== Problem requirements ==
Find each line containing the string "this" and return it.

== Input ==
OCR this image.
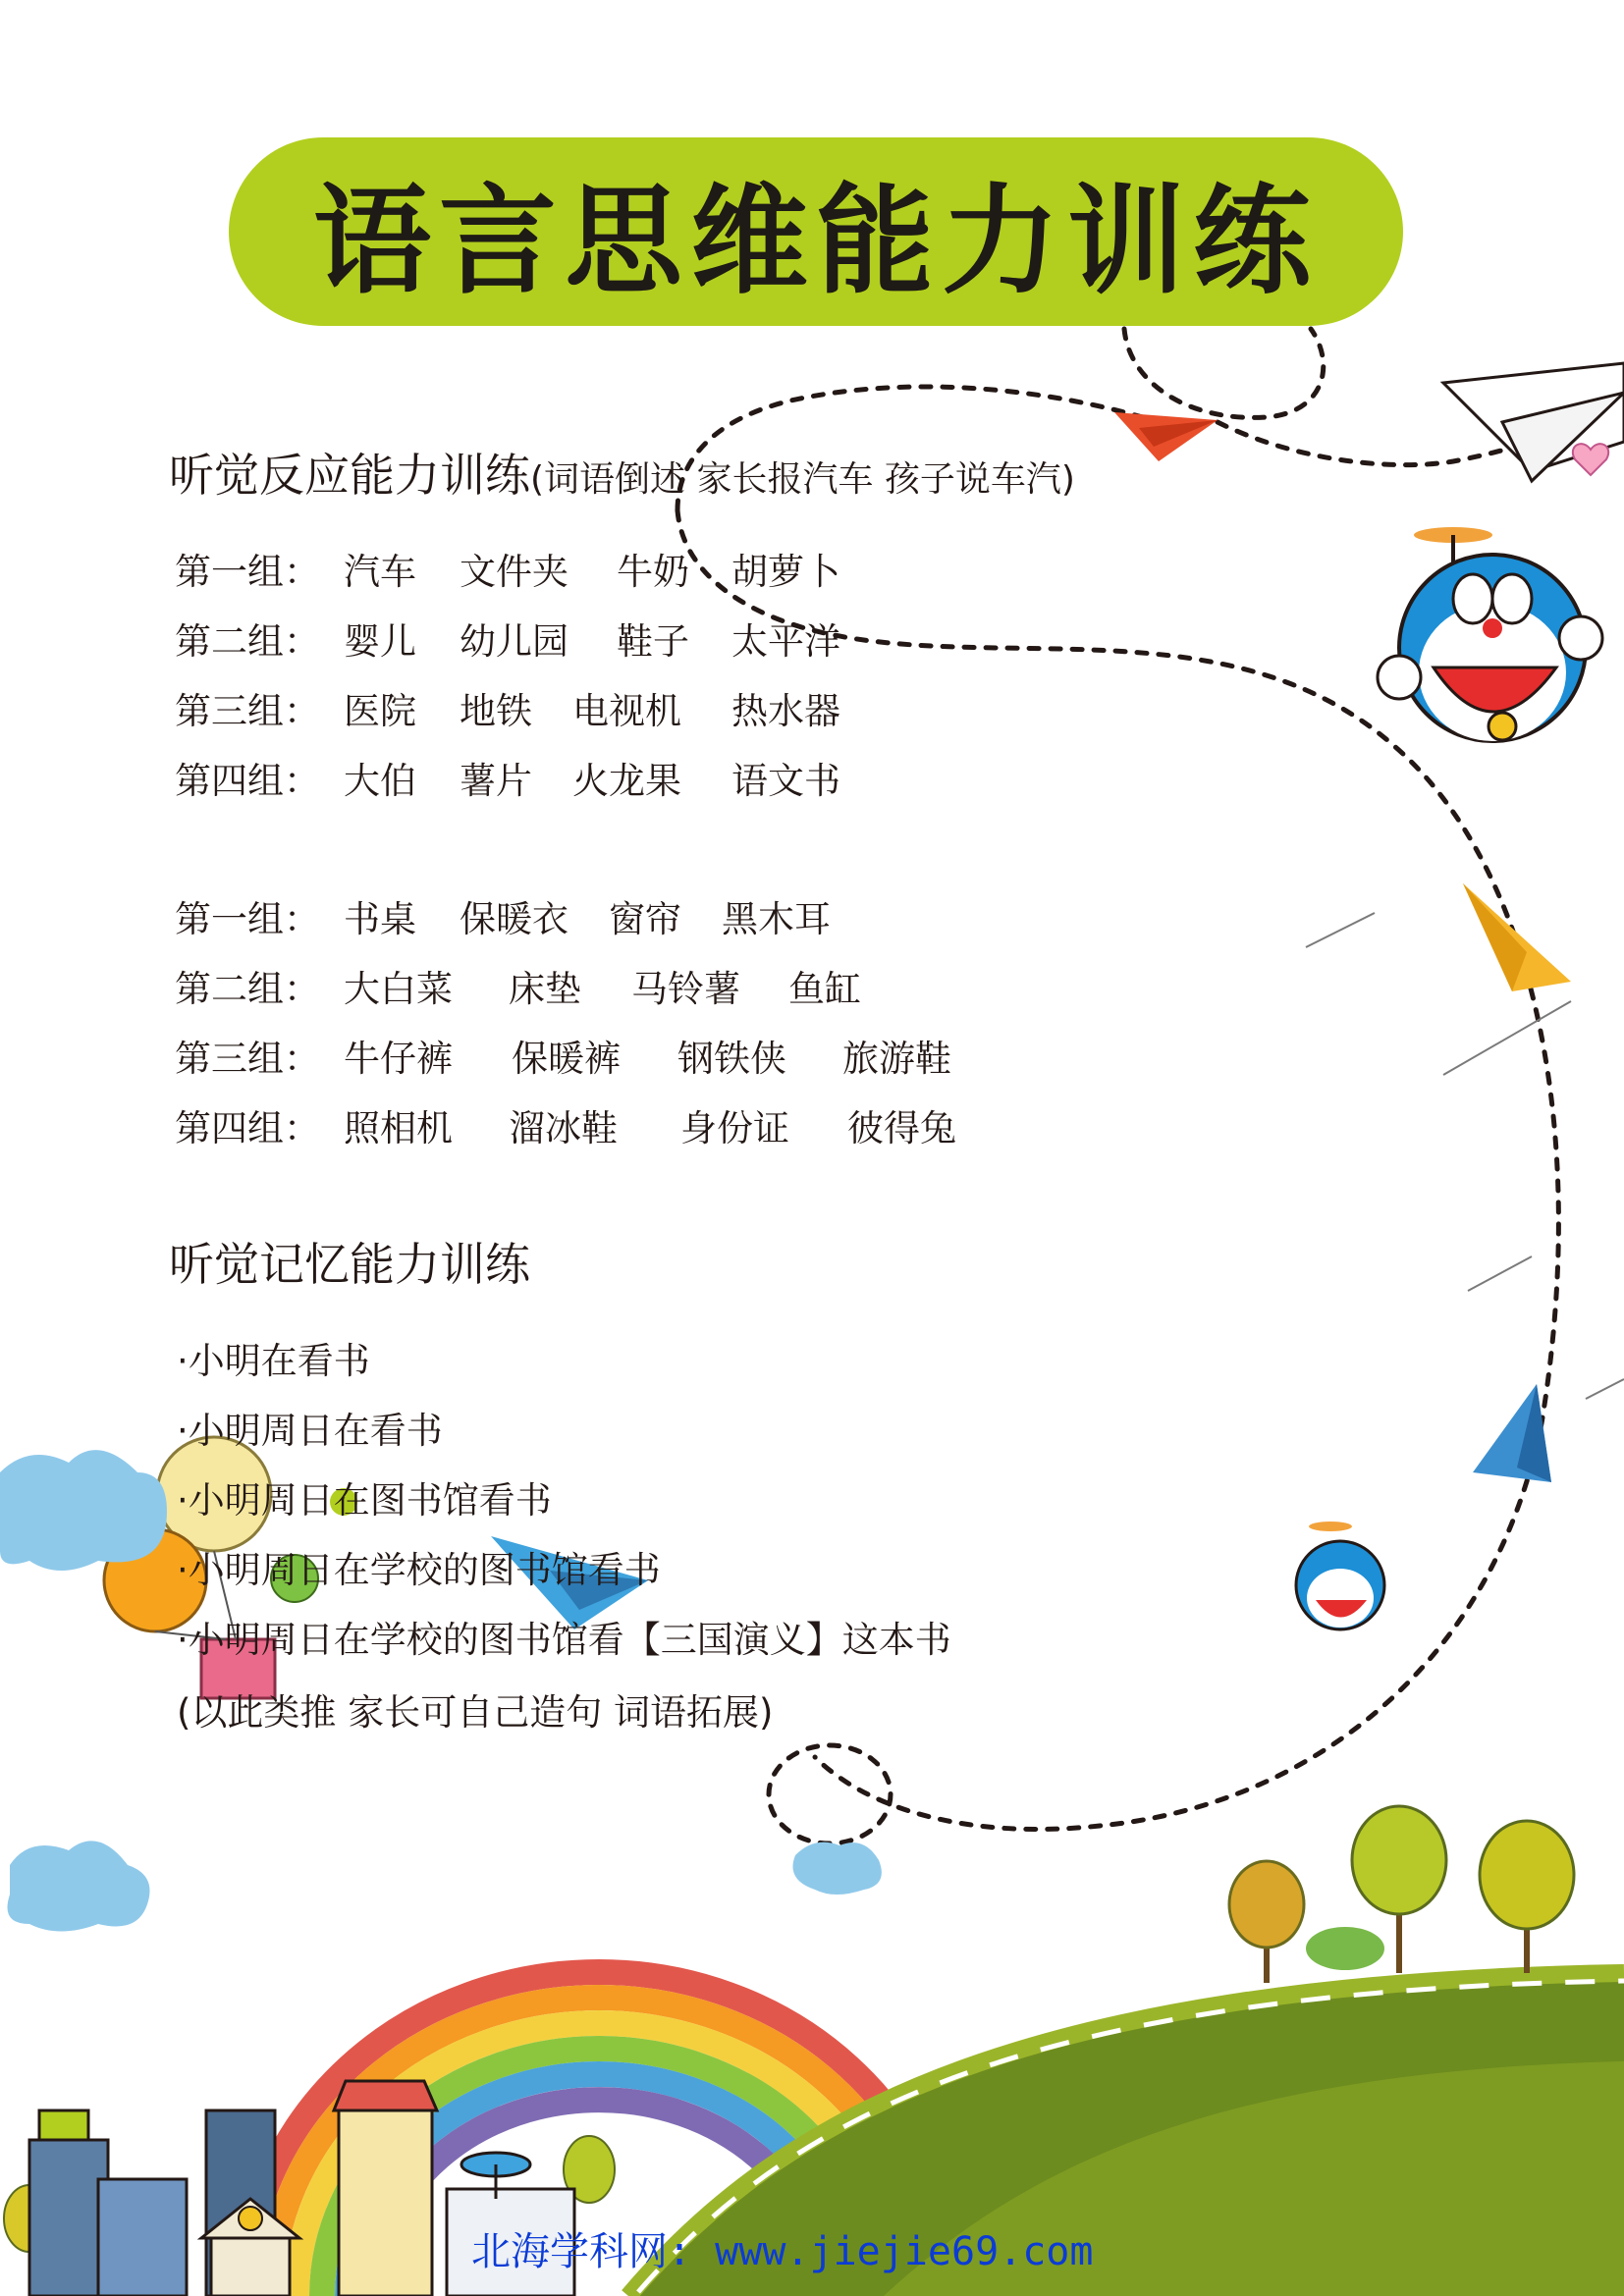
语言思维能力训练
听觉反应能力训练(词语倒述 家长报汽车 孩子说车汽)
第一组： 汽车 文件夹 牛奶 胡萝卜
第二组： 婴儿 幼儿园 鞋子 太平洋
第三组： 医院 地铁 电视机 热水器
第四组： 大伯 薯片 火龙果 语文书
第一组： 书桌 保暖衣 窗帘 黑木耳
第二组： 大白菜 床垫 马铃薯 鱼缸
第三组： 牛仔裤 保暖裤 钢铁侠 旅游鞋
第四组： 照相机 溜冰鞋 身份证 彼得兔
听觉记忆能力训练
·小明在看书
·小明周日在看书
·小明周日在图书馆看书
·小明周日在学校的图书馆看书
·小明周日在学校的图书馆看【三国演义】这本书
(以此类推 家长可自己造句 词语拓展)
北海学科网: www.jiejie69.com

==

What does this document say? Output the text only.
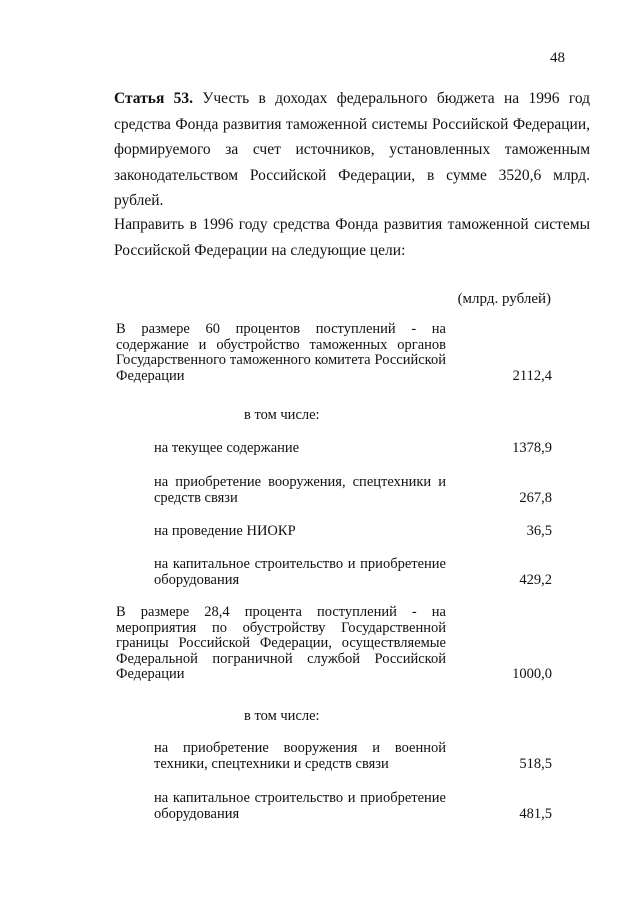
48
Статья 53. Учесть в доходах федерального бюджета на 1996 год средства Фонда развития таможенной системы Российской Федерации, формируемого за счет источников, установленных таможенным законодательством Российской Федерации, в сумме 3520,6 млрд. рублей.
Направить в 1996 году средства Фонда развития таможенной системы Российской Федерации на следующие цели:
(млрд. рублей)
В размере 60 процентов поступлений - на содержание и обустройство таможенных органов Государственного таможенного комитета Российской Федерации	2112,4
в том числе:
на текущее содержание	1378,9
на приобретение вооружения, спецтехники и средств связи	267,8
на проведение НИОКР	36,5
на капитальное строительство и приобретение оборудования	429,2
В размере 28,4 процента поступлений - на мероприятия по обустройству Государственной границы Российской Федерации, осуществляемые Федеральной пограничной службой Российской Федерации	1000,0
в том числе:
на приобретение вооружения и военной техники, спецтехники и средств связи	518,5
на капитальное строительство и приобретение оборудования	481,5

== Answer to the problem ==
OCR this image.
What does this document say? Output the text only.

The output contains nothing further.